PROBLEM :: Output the full listing below exactly as it reads, and skip anything that is a picture.

◆ ◆ ◆ ◆

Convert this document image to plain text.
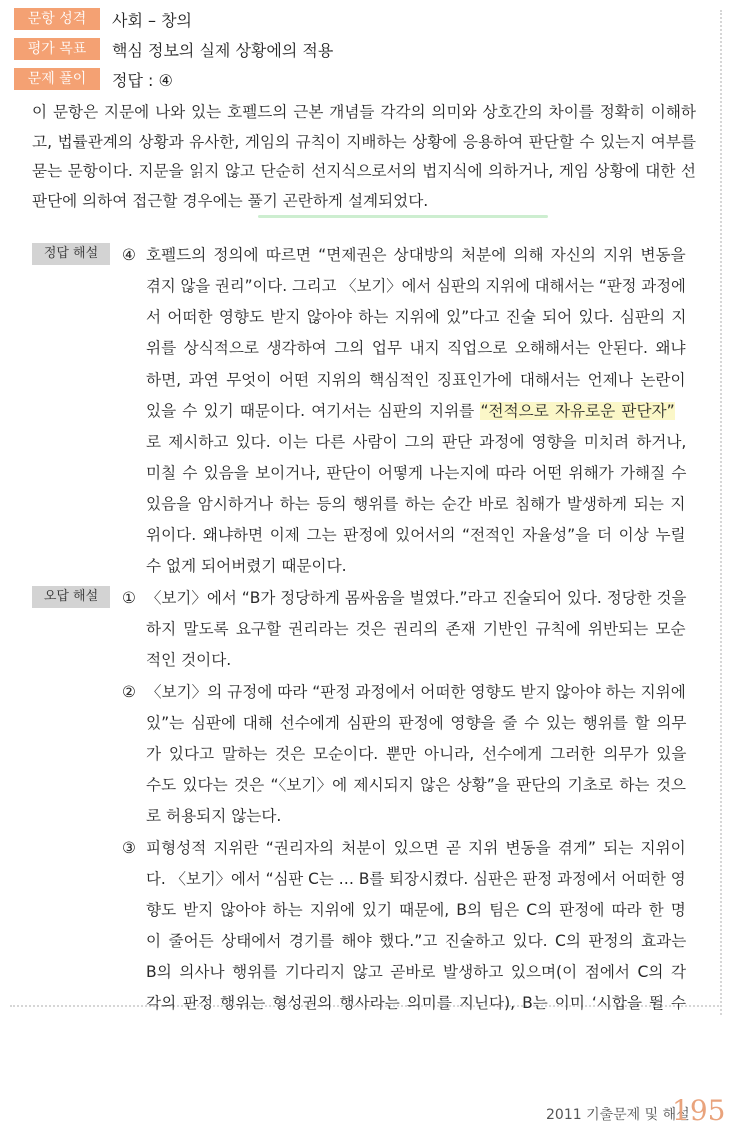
문항 성격	사회 – 창의
평가 목표	핵심 정보의 실제 상황에의 적용
문제 풀이	정답 : ④

이 문항은 지문에 나와 있는 호펠드의 근본 개념들 각각의 의미와 상호간의 차이를 정확히 이해하고, 법률관계의 상황과 유사한, 게임의 규칙이 지배하는 상황에 응용하여 판단할 수 있는지 여부를 묻는 문항이다. 지문을 읽지 않고 단순히 선지식으로서의 법지식에 의하거나, 게임 상황에 대한 선판단에 의하여 접근할 경우에는 풀기 곤란하게 설계되었다.

정답 해설	④ 호펠드의 정의에 따르면 “면제권은 상대방의 처분에 의해 자신의 지위 변동을
겪지 않을 권리”이다. 그리고 〈보기〉에서 심판의 지위에 대해서는 “판정 과정에
서 어떠한 영향도 받지 않아야 하는 지위에 있”다고 진술 되어 있다. 심판의 지
위를 상식적으로 생각하여 그의 업무 내지 직업으로 오해해서는 안된다. 왜냐
하면, 과연 무엇이 어떤 지위의 핵심적인 징표인가에 대해서는 언제나 논란이
있을 수 있기 때문이다. 여기서는 심판의 지위를 “전적으로 자유로운 판단자”
로 제시하고 있다. 이는 다른 사람이 그의 판단 과정에 영향을 미치려 하거나,
미칠 수 있음을 보이거나, 판단이 어떻게 나는지에 따라 어떤 위해가 가해질 수
있음을 암시하거나 하는 등의 행위를 하는 순간 바로 침해가 발생하게 되는 지
위이다. 왜냐하면 이제 그는 판정에 있어서의 “전적인 자율성”을 더 이상 누릴
수 없게 되어버렸기 때문이다.
오답 해설	① 〈보기〉에서 “B가 정당하게 몸싸움을 벌였다.”라고 진술되어 있다. 정당한 것을
하지 말도록 요구할 권리라는 것은 권리의 존재 기반인 규칙에 위반되는 모순
적인 것이다.
② 〈보기〉의 규정에 따라 “판정 과정에서 어떠한 영향도 받지 않아야 하는 지위에
있”는 심판에 대해 선수에게 심판의 판정에 영향을 줄 수 있는 행위를 할 의무
가 있다고 말하는 것은 모순이다. 뿐만 아니라, 선수에게 그러한 의무가 있을
수도 있다는 것은 “〈보기〉에 제시되지 않은 상황”을 판단의 기초로 하는 것으
로 허용되지 않는다.
③ 피형성적 지위란 “권리자의 처분이 있으면 곧 지위 변동을 겪게” 되는 지위이
다. 〈보기〉에서 “심판 C는 … B를 퇴장시켰다. 심판은 판정 과정에서 어떠한 영
향도 받지 않아야 하는 지위에 있기 때문에, B의 팀은 C의 판정에 따라 한 명
이 줄어든 상태에서 경기를 해야 했다.”고 진술하고 있다. C의 판정의 효과는
B의 의사나 행위를 기다리지 않고 곧바로 발생하고 있으며(이 점에서 C의 각
각의 판정 행위는 형성권의 행사라는 의미를 지닌다), B는 이미 ‘시합을 뛸 수
2011 기출문제 및 해설
195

◆ ◆ ◆ ◆

SOLUTION TO THIS EXERCISE ::
Convert this document image to plain text.
문항 성격	사회 – 창의
평가 목표	핵심 정보의 실제 상황에의 적용
문제 풀이	정답 : ④

이 문항은 지문에 나와 있는 호펠드의 근본 개념들 각각의 의미와 상호간의 차이를 정확히 이해하고, 법률관계의 상황과 유사한, 게임의 규칙이 지배하는 상황에 응용하여 판단할 수 있는지 여부를 묻는 문항이다. 지문을 읽지 않고 단순히 선지식으로서의 법지식에 의하거나, 게임 상황에 대한 선판단에 의하여 접근할 경우에는 풀기 곤란하게 설계되었다.

정답 해설	④ 호펠드의 정의에 따르면 “면제권은 상대방의 처분에 의해 자신의 지위 변동을
겪지 않을 권리”이다. 그리고 〈보기〉에서 심판의 지위에 대해서는 “판정 과정에
서 어떠한 영향도 받지 않아야 하는 지위에 있”다고 진술 되어 있다. 심판의 지
위를 상식적으로 생각하여 그의 업무 내지 직업으로 오해해서는 안된다. 왜냐
하면, 과연 무엇이 어떤 지위의 핵심적인 징표인가에 대해서는 언제나 논란이
있을 수 있기 때문이다. 여기서는 심판의 지위를 “전적으로 자유로운 판단자”
로 제시하고 있다. 이는 다른 사람이 그의 판단 과정에 영향을 미치려 하거나,
미칠 수 있음을 보이거나, 판단이 어떻게 나는지에 따라 어떤 위해가 가해질 수
있음을 암시하거나 하는 등의 행위를 하는 순간 바로 침해가 발생하게 되는 지
위이다. 왜냐하면 이제 그는 판정에 있어서의 “전적인 자율성”을 더 이상 누릴
수 없게 되어버렸기 때문이다.
오답 해설	① 〈보기〉에서 “B가 정당하게 몸싸움을 벌였다.”라고 진술되어 있다. 정당한 것을
하지 말도록 요구할 권리라는 것은 권리의 존재 기반인 규칙에 위반되는 모순
적인 것이다.
② 〈보기〉의 규정에 따라 “판정 과정에서 어떠한 영향도 받지 않아야 하는 지위에
있”는 심판에 대해 선수에게 심판의 판정에 영향을 줄 수 있는 행위를 할 의무
가 있다고 말하는 것은 모순이다. 뿐만 아니라, 선수에게 그러한 의무가 있을
수도 있다는 것은 “〈보기〉에 제시되지 않은 상황”을 판단의 기초로 하는 것으
로 허용되지 않는다.
③ 피형성적 지위란 “권리자의 처분이 있으면 곧 지위 변동을 겪게” 되는 지위이
다. 〈보기〉에서 “심판 C는 … B를 퇴장시켰다. 심판은 판정 과정에서 어떠한 영
향도 받지 않아야 하는 지위에 있기 때문에, B의 팀은 C의 판정에 따라 한 명
이 줄어든 상태에서 경기를 해야 했다.”고 진술하고 있다. C의 판정의 효과는
B의 의사나 행위를 기다리지 않고 곧바로 발생하고 있으며(이 점에서 C의 각
각의 판정 행위는 형성권의 행사라는 의미를 지닌다), B는 이미 ‘시합을 뛸 수
2011 기출문제 및 해설
195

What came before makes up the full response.